Collect each line of the records containing the string "name".

+===+

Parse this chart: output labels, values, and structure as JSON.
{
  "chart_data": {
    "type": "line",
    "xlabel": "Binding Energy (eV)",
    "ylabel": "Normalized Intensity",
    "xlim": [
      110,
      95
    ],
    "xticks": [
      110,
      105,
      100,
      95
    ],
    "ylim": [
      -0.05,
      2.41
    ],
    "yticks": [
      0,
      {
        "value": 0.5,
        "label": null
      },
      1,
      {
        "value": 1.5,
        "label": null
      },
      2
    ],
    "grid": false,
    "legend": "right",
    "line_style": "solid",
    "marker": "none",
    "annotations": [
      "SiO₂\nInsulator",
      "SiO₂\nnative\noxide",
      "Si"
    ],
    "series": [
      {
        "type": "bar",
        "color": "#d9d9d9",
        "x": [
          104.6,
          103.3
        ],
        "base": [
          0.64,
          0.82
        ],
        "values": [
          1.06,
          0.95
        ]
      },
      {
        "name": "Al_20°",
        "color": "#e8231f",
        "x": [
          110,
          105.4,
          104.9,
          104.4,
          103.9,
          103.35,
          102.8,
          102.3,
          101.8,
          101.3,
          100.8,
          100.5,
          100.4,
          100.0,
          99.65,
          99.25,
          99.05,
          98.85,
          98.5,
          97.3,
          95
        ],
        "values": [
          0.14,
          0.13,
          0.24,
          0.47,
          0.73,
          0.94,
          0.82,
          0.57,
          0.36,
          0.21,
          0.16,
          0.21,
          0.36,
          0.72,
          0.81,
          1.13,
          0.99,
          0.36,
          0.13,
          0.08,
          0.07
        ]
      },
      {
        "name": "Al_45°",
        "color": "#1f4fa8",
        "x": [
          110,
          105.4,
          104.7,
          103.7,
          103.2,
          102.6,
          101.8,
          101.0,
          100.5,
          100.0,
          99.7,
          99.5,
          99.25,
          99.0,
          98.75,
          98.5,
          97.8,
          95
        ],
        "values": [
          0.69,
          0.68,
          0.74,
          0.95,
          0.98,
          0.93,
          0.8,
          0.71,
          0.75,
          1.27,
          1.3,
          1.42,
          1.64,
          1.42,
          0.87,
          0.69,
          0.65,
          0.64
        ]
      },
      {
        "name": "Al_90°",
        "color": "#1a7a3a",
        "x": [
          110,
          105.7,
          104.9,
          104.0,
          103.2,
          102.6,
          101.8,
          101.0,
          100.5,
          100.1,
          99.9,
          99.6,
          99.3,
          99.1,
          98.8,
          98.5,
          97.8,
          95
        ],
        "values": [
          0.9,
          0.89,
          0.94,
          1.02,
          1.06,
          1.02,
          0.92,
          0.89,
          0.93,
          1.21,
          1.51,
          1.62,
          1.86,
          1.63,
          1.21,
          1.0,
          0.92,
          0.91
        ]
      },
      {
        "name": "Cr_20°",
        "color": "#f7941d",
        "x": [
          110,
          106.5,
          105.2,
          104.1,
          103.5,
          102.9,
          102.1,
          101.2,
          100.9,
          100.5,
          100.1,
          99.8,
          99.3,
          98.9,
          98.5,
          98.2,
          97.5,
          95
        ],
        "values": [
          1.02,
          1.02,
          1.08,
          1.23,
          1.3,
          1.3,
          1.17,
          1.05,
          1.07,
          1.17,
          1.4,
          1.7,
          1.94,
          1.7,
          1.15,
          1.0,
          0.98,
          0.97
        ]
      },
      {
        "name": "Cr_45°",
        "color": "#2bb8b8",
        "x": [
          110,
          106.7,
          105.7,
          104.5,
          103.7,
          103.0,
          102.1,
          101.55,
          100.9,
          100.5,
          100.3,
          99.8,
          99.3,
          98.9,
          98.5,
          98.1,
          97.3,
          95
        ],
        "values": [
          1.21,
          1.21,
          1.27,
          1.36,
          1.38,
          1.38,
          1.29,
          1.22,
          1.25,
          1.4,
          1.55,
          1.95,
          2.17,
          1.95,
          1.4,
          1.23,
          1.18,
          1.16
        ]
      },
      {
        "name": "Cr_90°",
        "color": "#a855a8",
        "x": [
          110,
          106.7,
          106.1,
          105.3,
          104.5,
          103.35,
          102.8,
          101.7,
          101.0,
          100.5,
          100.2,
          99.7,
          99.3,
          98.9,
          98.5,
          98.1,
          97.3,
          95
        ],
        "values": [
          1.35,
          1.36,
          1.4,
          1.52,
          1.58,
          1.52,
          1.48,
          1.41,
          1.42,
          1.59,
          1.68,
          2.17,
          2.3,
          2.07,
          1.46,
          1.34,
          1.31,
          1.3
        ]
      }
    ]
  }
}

+===+

- **FINISHED TASK**
        "name": "Al_20°",
        "name": "Al_45°",
        "name": "Al_90°",
        "name": "Cr_20°",
        "name": "Cr_45°",
        "name": "Cr_90°",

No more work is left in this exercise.